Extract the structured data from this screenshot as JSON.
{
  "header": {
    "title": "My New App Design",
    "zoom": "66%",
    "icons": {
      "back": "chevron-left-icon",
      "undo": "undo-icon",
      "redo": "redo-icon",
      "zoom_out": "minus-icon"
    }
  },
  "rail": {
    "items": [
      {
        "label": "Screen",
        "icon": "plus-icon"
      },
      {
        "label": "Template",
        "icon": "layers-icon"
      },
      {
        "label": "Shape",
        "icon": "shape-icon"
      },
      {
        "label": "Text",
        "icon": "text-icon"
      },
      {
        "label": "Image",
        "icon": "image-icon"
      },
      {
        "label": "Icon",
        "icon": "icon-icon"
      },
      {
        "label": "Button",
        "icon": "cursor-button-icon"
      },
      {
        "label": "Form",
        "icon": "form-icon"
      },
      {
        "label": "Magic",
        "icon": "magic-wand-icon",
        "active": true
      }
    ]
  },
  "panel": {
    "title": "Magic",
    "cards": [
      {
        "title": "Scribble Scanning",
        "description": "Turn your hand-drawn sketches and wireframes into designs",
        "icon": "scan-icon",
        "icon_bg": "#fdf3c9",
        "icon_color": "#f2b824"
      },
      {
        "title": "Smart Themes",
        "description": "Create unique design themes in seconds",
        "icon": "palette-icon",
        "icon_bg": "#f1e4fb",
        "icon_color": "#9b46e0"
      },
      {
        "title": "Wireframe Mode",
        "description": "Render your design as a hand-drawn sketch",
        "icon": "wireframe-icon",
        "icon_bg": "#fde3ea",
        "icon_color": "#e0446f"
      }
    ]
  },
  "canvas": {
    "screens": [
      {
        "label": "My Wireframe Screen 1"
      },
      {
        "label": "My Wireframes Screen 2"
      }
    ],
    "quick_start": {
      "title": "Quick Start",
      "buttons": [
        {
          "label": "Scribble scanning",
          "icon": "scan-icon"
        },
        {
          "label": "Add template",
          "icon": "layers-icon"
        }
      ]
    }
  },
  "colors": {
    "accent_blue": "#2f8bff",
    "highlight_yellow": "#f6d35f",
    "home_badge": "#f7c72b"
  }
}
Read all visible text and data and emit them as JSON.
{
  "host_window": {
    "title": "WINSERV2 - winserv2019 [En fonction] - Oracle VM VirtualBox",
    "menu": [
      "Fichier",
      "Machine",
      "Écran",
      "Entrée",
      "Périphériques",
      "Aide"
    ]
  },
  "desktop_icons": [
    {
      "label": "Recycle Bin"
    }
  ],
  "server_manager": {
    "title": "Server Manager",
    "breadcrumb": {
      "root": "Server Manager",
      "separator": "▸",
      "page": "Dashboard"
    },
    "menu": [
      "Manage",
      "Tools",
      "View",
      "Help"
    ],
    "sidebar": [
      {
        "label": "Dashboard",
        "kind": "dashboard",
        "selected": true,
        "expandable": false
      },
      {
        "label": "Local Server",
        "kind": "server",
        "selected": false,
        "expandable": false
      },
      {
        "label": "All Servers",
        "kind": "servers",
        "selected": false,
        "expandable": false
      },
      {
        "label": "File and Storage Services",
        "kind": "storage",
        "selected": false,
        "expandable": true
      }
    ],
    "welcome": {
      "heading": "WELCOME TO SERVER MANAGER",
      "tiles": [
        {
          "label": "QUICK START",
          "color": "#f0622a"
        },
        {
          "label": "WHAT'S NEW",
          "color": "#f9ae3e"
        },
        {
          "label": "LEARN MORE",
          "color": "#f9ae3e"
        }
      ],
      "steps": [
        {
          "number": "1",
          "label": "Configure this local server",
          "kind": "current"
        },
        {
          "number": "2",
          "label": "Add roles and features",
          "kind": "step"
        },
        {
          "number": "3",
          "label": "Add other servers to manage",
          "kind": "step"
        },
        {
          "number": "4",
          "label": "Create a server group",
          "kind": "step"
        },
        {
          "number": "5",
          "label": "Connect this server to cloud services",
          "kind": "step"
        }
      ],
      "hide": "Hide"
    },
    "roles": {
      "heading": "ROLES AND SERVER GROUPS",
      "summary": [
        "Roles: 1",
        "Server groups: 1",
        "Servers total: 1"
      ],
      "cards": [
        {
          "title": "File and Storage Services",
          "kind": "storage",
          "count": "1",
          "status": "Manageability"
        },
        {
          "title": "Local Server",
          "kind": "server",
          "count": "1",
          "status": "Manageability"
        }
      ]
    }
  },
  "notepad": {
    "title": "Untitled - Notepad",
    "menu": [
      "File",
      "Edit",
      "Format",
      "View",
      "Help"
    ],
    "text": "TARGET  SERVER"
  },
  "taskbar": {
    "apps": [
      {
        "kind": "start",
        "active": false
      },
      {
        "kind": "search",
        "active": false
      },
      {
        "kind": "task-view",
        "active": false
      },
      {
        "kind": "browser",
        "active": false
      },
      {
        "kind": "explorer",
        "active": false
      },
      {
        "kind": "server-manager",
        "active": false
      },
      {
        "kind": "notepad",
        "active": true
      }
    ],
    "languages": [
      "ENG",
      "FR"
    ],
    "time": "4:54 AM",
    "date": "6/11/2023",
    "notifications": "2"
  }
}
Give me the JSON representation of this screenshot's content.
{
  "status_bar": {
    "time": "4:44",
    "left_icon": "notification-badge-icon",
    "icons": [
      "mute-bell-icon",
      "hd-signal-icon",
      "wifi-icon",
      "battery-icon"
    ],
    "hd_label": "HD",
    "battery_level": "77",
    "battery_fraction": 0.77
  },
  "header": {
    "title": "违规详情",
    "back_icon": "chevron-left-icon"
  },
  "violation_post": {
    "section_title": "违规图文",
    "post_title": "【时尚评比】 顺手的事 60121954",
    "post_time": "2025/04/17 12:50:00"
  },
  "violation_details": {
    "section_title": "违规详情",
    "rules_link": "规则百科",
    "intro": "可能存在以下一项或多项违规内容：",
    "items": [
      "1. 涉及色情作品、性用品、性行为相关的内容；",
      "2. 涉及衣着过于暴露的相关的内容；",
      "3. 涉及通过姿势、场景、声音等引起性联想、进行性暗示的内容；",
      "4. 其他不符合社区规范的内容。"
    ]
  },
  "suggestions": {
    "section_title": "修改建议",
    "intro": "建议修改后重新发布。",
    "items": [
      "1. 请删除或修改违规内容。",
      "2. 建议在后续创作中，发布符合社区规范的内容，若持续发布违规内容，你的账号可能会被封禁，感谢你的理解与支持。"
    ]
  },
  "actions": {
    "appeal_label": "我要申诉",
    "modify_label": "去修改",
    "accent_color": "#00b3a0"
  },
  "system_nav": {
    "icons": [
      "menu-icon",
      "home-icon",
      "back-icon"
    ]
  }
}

==================================================

STATED EXERCISE: Give the count of lines in the listing that hold the word "Create", with no other text.

SOLUTION TO THE EXERCISE: 2